§ **PAGE TEXT**:

This tutorial shows you how to easily make interactive 3D Spectrogams like this using Audacity. The source files are zipped up here which includes the “spectrogram.html” file you will need for your own spectrogram.
The 3D graphics are powered by the Babylon.js framework which does all the hard stuff for you.
1. Select Your Audio:- Choose the audio you want to display, optimise it and save it to “original.wav”.
2. Grab Audacity Screenshots:- Load “original.wav” and show its color spectrogram. Hide all toolbars and zoom in to fill track with audio information. Use Audacity>Help>Tools>Screenshot Tools to take a color screenshot. Change spectrogram to monochrome and take another screenshot.
3. Edit Monochrome Screenshot:- Use Paint.Net or GIMP to remove borders around spectrogram panel(s) using background color of spectrogam. To do this, use the eyedropper color selector to pick a color on a quiet part of the spectrogram. Then draw borderless, filled rectangles to hide the audacity window borders like so and save as “mono.png”.
4. Edit Color Screenshot (Optional):- Use Paint.Net or GIMP to add grid lines and text if required and save as “color.png” (otherwise rename color screenshot to “color.png”).

§ **WORK ITEM**:
Resume the 3D spectrogram tutorial after its last sentence. The items that follow are not needed for this task.

§ **EXCERPTED RECORDS**:
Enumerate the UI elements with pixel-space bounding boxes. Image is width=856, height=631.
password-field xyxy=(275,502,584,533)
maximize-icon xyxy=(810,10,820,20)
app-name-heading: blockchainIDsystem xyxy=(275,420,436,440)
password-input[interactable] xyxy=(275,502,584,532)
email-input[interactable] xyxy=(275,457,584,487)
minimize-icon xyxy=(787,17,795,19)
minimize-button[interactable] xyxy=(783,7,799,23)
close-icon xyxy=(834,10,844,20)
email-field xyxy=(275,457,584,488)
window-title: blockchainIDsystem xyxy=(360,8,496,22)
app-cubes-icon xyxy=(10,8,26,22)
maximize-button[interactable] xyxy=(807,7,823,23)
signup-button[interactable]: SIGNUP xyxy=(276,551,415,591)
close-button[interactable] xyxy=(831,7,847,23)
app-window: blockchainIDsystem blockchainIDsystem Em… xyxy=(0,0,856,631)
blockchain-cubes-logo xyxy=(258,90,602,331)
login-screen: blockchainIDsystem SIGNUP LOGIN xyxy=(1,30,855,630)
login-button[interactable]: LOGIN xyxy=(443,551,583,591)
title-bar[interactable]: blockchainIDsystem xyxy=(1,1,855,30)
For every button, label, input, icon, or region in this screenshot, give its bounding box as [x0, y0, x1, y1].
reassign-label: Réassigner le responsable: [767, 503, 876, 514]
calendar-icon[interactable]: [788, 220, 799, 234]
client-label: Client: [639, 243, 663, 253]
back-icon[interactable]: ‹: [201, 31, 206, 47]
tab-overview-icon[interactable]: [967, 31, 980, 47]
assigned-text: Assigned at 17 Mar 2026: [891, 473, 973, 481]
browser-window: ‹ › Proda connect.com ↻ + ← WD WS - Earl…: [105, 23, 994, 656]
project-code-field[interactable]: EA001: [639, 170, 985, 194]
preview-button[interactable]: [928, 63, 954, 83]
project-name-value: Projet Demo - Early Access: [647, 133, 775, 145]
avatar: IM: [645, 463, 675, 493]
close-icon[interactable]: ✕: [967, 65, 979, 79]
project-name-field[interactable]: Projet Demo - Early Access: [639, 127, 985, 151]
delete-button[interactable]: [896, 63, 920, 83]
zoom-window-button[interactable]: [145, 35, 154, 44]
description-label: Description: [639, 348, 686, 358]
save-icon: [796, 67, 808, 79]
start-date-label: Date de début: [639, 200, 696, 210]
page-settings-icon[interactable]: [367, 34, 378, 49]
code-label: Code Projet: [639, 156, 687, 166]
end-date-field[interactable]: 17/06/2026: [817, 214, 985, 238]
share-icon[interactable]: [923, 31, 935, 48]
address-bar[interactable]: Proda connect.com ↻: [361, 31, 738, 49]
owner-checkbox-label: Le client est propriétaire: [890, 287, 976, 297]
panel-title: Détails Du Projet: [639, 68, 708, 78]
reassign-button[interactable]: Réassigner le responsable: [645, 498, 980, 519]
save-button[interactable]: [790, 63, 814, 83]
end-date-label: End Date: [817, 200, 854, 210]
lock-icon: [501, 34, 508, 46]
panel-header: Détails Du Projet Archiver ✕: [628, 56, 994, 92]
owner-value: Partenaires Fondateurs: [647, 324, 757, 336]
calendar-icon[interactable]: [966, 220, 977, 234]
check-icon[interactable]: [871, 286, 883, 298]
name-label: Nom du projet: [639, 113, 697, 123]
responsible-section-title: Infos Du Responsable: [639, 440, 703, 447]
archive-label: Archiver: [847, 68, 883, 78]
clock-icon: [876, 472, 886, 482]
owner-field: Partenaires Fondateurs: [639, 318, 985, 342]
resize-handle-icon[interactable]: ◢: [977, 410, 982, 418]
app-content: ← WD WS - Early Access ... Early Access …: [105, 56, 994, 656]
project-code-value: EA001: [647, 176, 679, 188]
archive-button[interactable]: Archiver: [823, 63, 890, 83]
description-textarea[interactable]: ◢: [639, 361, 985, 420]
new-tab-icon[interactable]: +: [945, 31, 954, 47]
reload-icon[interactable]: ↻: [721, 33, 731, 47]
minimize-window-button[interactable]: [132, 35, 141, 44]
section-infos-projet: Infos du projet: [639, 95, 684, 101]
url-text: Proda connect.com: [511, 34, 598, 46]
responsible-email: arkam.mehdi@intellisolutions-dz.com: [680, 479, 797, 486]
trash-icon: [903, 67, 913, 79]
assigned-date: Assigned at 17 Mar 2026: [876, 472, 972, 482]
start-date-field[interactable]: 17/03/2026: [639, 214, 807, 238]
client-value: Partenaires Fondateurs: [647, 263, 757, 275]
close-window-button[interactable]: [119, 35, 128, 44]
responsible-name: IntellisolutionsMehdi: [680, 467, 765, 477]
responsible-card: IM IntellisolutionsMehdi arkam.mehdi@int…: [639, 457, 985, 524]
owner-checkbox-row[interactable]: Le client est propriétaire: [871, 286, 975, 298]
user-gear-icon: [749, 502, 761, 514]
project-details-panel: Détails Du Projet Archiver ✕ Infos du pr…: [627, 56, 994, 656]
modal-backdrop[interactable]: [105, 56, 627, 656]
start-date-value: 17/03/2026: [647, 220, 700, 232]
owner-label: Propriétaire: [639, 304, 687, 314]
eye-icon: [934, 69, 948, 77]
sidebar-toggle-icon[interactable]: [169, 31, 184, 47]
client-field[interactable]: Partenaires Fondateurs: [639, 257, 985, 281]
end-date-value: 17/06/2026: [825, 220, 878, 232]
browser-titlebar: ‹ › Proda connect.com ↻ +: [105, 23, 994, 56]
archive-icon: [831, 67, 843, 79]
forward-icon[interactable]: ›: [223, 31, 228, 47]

§ **RESULT BELOW**:
5. Save Audio to MP3:- I edited “original.wav” to add a 5 second silence followed by a half speed copy of the audio followed by another 5s silence. Whatever you do, export the audio to “audio.mp3”.
6. Show and Share Spectrogram:- Make a folder containing “color.png”, “mono.png”, “audio.mp3” and “spectrogram.html”. Clicking on “spectrogram.html” will display the 3D spectrogram in your browser. Zoom in with your mouse wheel and click-drag to rotate the view. You can also upload the folder to a web site and if you do, please link back to this tutorial so others can try it out.
7. Advanced Options:- The above steps will let you create a 3D spectrogram without any coding. It will be in 16×9 format which you can change by editing “spectrogram.html” in a text editor like NotePad. Edit the following line as needed
var ground = BABYLON.Mesh.CreateGroundFromHeightMap(“ground”, heightmap, 500, 264, 1000, 40, -40, scene, false);
where:-
500 = width of spectrogram
264 = height of spectrogram
1000 = level of detail, increase for more detail but slower model
40 and -40 = minimum and maximum elevations of data points
Make sure you save your file as “spectrogram.html” rather than with a “.txt” extension.